• What you have to do: Write out the whole listing word for word.

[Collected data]
■ ■ ■ ■ ■

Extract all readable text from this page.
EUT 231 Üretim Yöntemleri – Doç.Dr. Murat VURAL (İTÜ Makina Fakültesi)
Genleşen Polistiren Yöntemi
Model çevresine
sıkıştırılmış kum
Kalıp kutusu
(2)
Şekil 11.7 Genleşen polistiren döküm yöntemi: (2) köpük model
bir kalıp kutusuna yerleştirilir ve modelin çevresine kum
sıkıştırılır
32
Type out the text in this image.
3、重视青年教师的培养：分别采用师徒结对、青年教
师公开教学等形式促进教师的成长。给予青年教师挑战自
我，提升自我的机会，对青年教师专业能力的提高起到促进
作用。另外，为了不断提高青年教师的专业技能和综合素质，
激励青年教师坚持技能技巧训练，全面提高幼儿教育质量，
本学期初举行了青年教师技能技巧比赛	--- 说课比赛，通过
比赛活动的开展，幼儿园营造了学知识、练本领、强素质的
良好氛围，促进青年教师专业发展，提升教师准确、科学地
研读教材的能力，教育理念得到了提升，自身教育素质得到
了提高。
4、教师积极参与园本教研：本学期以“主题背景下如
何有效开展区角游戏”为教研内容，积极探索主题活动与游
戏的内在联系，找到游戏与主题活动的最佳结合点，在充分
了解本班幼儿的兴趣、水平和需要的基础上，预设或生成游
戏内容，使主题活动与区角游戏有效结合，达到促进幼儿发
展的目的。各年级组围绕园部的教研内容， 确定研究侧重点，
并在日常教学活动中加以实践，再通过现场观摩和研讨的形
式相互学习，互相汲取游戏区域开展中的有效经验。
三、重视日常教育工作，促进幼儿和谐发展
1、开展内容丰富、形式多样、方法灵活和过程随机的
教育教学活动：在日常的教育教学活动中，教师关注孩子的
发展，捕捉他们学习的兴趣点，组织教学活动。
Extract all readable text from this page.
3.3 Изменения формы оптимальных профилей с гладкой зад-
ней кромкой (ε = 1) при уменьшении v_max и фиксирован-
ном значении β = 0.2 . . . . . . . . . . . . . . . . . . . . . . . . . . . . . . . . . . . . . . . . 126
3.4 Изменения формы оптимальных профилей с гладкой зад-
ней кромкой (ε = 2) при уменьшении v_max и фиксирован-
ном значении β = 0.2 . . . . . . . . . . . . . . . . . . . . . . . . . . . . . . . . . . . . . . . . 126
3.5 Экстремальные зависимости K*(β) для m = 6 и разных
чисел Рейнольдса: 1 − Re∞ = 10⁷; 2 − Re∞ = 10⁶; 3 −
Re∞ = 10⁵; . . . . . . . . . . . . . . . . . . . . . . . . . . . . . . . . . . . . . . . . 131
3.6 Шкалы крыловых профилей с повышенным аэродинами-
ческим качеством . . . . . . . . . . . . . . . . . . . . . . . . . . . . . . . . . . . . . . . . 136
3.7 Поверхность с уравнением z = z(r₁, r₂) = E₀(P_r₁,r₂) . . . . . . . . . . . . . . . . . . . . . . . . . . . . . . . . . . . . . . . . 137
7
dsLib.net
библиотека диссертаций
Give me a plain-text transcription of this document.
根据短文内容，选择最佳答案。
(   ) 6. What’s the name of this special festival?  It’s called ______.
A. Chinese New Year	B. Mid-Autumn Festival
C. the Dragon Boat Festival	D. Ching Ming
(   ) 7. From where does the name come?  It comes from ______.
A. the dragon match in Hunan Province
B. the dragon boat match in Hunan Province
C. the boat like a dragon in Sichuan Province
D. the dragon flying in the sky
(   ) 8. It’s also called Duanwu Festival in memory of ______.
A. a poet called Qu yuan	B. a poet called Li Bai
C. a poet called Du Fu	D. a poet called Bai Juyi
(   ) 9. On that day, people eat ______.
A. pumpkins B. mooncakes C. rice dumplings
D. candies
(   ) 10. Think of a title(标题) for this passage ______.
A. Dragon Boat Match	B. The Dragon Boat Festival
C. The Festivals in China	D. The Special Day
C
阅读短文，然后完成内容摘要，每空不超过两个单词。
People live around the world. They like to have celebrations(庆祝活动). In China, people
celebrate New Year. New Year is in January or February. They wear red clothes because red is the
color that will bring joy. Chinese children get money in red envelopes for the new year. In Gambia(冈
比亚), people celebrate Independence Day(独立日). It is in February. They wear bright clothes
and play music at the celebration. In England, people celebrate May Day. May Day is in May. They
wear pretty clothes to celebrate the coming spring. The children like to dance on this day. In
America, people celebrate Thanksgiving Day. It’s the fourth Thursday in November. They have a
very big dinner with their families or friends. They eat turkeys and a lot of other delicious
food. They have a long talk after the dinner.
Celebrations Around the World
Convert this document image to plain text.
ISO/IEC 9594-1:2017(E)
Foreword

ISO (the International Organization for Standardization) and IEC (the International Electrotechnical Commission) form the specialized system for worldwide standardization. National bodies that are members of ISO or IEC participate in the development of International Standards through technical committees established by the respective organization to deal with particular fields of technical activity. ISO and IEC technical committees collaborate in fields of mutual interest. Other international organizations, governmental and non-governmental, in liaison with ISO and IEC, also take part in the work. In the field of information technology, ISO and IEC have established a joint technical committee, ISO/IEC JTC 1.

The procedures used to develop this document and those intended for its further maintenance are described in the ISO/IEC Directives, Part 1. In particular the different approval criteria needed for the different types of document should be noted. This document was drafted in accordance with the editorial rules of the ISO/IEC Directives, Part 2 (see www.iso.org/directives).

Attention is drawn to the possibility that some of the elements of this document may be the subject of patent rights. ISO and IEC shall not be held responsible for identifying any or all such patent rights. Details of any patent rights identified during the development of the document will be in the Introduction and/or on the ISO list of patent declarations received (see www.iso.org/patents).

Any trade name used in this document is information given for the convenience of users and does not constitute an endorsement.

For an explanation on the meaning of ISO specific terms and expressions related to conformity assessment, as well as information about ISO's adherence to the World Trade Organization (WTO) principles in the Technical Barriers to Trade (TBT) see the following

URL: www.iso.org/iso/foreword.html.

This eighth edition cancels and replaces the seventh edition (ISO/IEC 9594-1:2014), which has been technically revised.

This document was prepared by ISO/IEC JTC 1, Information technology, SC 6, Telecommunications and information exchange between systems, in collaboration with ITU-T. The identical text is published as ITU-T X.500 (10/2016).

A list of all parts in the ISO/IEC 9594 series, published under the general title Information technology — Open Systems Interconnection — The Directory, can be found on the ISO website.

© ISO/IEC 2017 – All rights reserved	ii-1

■ ■ ■ ■ ■

• Correct output:
Extract all readable text from this page.
EUT 231 Üretim Yöntemleri – Doç.Dr. Murat VURAL (İTÜ Makina Fakültesi)
Genleşen Polistiren Yöntemi
Model çevresine
sıkıştırılmış kum
Kalıp kutusu
(2)
Şekil 11.7 Genleşen polistiren döküm yöntemi: (2) köpük model
bir kalıp kutusuna yerleştirilir ve modelin çevresine kum
sıkıştırılır
32
Type out the text in this image.
3、重视青年教师的培养：分别采用师徒结对、青年教
师公开教学等形式促进教师的成长。给予青年教师挑战自
我，提升自我的机会，对青年教师专业能力的提高起到促进
作用。另外，为了不断提高青年教师的专业技能和综合素质，
激励青年教师坚持技能技巧训练，全面提高幼儿教育质量，
本学期初举行了青年教师技能技巧比赛	--- 说课比赛，通过
比赛活动的开展，幼儿园营造了学知识、练本领、强素质的
良好氛围，促进青年教师专业发展，提升教师准确、科学地
研读教材的能力，教育理念得到了提升，自身教育素质得到
了提高。
4、教师积极参与园本教研：本学期以“主题背景下如
何有效开展区角游戏”为教研内容，积极探索主题活动与游
戏的内在联系，找到游戏与主题活动的最佳结合点，在充分
了解本班幼儿的兴趣、水平和需要的基础上，预设或生成游
戏内容，使主题活动与区角游戏有效结合，达到促进幼儿发
展的目的。各年级组围绕园部的教研内容， 确定研究侧重点，
并在日常教学活动中加以实践，再通过现场观摩和研讨的形
式相互学习，互相汲取游戏区域开展中的有效经验。
三、重视日常教育工作，促进幼儿和谐发展
1、开展内容丰富、形式多样、方法灵活和过程随机的
教育教学活动：在日常的教育教学活动中，教师关注孩子的
发展，捕捉他们学习的兴趣点，组织教学活动。
Extract all readable text from this page.
3.3 Изменения формы оптимальных профилей с гладкой зад-
ней кромкой (ε = 1) при уменьшении v_max и фиксирован-
ном значении β = 0.2 . . . . . . . . . . . . . . . . . . . . . . . . . . . . . . . . . . . . . . . . 126
3.4 Изменения формы оптимальных профилей с гладкой зад-
ней кромкой (ε = 2) при уменьшении v_max и фиксирован-
ном значении β = 0.2 . . . . . . . . . . . . . . . . . . . . . . . . . . . . . . . . . . . . . . . . 126
3.5 Экстремальные зависимости K*(β) для m = 6 и разных
чисел Рейнольдса: 1 − Re∞ = 10⁷; 2 − Re∞ = 10⁶; 3 −
Re∞ = 10⁵; . . . . . . . . . . . . . . . . . . . . . . . . . . . . . . . . . . . . . . . . 131
3.6 Шкалы крыловых профилей с повышенным аэродинами-
ческим качеством . . . . . . . . . . . . . . . . . . . . . . . . . . . . . . . . . . . . . . . . 136
3.7 Поверхность с уравнением z = z(r₁, r₂) = E₀(P_r₁,r₂) . . . . . . . . . . . . . . . . . . . . . . . . . . . . . . . . . . . . . . . . 137
7
dsLib.net
библиотека диссертаций
Give me a plain-text transcription of this document.
根据短文内容，选择最佳答案。
(   ) 6. What’s the name of this special festival?  It’s called ______.
A. Chinese New Year	B. Mid-Autumn Festival
C. the Dragon Boat Festival	D. Ching Ming
(   ) 7. From where does the name come?  It comes from ______.
A. the dragon match in Hunan Province
B. the dragon boat match in Hunan Province
C. the boat like a dragon in Sichuan Province
D. the dragon flying in the sky
(   ) 8. It’s also called Duanwu Festival in memory of ______.
A. a poet called Qu yuan	B. a poet called Li Bai
C. a poet called Du Fu	D. a poet called Bai Juyi
(   ) 9. On that day, people eat ______.
A. pumpkins B. mooncakes C. rice dumplings
D. candies
(   ) 10. Think of a title(标题) for this passage ______.
A. Dragon Boat Match	B. The Dragon Boat Festival
C. The Festivals in China	D. The Special Day
C
阅读短文，然后完成内容摘要，每空不超过两个单词。
People live around the world. They like to have celebrations(庆祝活动). In China, people
celebrate New Year. New Year is in January or February. They wear red clothes because red is the
color that will bring joy. Chinese children get money in red envelopes for the new year. In Gambia(冈
比亚), people celebrate Independence Day(独立日). It is in February. They wear bright clothes
and play music at the celebration. In England, people celebrate May Day. May Day is in May. They
wear pretty clothes to celebrate the coming spring. The children like to dance on this day. In
America, people celebrate Thanksgiving Day. It’s the fourth Thursday in November. They have a
very big dinner with their families or friends. They eat turkeys and a lot of other delicious
food. They have a long talk after the dinner.
Celebrations Around the World
Convert this document image to plain text.
ISO/IEC 9594-1:2017(E)
Foreword

ISO (the International Organization for Standardization) and IEC (the International Electrotechnical Commission) form the specialized system for worldwide standardization. National bodies that are members of ISO or IEC participate in the development of International Standards through technical committees established by the respective organization to deal with particular fields of technical activity. ISO and IEC technical committees collaborate in fields of mutual interest. Other international organizations, governmental and non-governmental, in liaison with ISO and IEC, also take part in the work. In the field of information technology, ISO and IEC have established a joint technical committee, ISO/IEC JTC 1.

The procedures used to develop this document and those intended for its further maintenance are described in the ISO/IEC Directives, Part 1. In particular the different approval criteria needed for the different types of document should be noted. This document was drafted in accordance with the editorial rules of the ISO/IEC Directives, Part 2 (see www.iso.org/directives).

Attention is drawn to the possibility that some of the elements of this document may be the subject of patent rights. ISO and IEC shall not be held responsible for identifying any or all such patent rights. Details of any patent rights identified during the development of the document will be in the Introduction and/or on the ISO list of patent declarations received (see www.iso.org/patents).

Any trade name used in this document is information given for the convenience of users and does not constitute an endorsement.

For an explanation on the meaning of ISO specific terms and expressions related to conformity assessment, as well as information about ISO's adherence to the World Trade Organization (WTO) principles in the Technical Barriers to Trade (TBT) see the following

URL: www.iso.org/iso/foreword.html.

This eighth edition cancels and replaces the seventh edition (ISO/IEC 9594-1:2014), which has been technically revised.

This document was prepared by ISO/IEC JTC 1, Information technology, SC 6, Telecommunications and information exchange between systems, in collaboration with ITU-T. The identical text is published as ITU-T X.500 (10/2016).

A list of all parts in the ISO/IEC 9594 series, published under the general title Information technology — Open Systems Interconnection — The Directory, can be found on the ISO website.

© ISO/IEC 2017 – All rights reserved	ii-1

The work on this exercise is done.